**EXERCISE DESCRIPTION**
Gather, from the data below, each line in which the word "JSON" occurs.

-- Start --

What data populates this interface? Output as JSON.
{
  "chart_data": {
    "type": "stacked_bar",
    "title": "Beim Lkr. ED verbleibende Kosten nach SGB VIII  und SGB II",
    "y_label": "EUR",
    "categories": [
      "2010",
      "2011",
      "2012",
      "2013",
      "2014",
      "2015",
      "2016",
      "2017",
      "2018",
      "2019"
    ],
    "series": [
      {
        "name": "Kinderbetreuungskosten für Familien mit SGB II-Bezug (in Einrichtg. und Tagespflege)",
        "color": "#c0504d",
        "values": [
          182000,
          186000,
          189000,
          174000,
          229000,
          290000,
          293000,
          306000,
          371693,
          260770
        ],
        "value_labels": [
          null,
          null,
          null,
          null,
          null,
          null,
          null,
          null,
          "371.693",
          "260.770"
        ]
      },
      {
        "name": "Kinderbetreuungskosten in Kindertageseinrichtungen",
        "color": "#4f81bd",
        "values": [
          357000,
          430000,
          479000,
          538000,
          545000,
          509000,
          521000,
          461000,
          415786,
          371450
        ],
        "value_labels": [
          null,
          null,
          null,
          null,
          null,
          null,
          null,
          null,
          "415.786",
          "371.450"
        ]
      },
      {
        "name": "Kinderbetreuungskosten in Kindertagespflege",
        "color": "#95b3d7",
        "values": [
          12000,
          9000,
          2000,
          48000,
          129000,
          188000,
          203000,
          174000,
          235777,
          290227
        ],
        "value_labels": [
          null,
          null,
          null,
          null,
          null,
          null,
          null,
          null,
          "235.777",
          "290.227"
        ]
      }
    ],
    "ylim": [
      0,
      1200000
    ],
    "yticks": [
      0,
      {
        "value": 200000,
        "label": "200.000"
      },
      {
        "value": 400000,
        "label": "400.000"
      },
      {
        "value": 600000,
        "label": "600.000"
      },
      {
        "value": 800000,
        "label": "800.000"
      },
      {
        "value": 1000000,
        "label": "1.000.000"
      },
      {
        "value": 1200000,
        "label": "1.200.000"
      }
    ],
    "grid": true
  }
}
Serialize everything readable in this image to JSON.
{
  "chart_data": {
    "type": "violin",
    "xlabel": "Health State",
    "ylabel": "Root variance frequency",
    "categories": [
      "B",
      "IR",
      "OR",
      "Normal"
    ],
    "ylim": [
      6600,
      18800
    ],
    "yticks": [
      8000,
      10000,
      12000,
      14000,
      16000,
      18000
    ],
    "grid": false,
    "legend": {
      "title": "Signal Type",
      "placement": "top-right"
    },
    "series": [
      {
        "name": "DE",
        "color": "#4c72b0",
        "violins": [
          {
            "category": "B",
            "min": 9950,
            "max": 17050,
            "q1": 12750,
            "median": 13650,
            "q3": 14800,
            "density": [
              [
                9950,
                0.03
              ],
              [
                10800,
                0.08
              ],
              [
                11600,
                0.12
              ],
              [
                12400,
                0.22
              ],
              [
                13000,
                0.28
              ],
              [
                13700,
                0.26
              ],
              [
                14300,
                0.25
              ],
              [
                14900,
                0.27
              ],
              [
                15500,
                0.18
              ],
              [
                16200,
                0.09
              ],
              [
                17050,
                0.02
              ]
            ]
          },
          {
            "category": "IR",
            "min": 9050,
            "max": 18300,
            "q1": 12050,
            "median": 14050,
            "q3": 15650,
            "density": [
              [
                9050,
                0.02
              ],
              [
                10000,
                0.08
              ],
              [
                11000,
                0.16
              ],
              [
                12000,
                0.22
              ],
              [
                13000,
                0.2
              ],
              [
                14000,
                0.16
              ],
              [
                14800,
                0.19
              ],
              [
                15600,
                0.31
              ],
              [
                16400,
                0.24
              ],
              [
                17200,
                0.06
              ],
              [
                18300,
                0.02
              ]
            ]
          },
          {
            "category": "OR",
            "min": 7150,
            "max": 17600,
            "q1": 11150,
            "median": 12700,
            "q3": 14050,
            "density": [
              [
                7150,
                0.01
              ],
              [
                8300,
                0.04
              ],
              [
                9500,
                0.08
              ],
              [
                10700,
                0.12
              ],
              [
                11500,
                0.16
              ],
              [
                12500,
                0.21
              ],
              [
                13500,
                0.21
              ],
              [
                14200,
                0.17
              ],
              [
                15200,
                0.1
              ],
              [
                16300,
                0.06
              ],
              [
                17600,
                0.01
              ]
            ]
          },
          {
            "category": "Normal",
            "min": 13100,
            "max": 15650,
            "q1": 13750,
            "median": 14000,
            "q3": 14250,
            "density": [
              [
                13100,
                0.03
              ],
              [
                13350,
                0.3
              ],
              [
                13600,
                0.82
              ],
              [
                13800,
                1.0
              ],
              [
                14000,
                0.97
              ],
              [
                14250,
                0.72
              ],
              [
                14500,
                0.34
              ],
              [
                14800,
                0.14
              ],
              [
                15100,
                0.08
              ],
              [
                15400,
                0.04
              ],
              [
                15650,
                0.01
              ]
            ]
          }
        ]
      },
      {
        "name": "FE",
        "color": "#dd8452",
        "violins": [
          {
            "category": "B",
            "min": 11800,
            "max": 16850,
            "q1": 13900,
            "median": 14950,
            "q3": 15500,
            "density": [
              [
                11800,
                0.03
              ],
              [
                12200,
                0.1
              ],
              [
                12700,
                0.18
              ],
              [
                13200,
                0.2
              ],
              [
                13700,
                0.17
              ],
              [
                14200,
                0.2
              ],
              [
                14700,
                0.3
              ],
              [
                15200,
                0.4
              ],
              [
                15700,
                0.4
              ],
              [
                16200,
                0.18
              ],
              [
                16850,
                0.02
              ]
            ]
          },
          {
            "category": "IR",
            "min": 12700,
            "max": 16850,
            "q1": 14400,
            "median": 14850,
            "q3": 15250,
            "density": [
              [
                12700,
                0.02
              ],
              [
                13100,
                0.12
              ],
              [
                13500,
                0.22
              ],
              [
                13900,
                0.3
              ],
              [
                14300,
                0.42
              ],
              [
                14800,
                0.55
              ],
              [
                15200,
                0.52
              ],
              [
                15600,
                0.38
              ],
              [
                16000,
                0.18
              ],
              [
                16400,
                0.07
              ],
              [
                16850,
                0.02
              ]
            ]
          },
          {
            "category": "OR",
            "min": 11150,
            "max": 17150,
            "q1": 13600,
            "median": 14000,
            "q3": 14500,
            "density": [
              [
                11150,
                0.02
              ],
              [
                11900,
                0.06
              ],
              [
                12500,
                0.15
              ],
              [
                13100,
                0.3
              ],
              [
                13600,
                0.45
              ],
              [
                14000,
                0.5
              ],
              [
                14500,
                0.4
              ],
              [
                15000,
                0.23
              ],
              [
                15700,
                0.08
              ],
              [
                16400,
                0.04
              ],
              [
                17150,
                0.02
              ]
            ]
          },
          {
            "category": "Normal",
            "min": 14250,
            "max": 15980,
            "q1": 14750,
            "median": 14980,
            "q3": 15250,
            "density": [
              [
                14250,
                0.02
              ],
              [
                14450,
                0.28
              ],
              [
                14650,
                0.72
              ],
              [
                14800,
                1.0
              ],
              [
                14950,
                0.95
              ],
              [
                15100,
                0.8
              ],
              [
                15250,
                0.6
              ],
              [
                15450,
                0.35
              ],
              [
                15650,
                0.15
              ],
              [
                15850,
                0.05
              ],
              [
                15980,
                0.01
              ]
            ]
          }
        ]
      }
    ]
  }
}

-- End --

**EXERCISE RESULT**
What data populates this interface? Output as JSON.
Serialize everything readable in this image to JSON.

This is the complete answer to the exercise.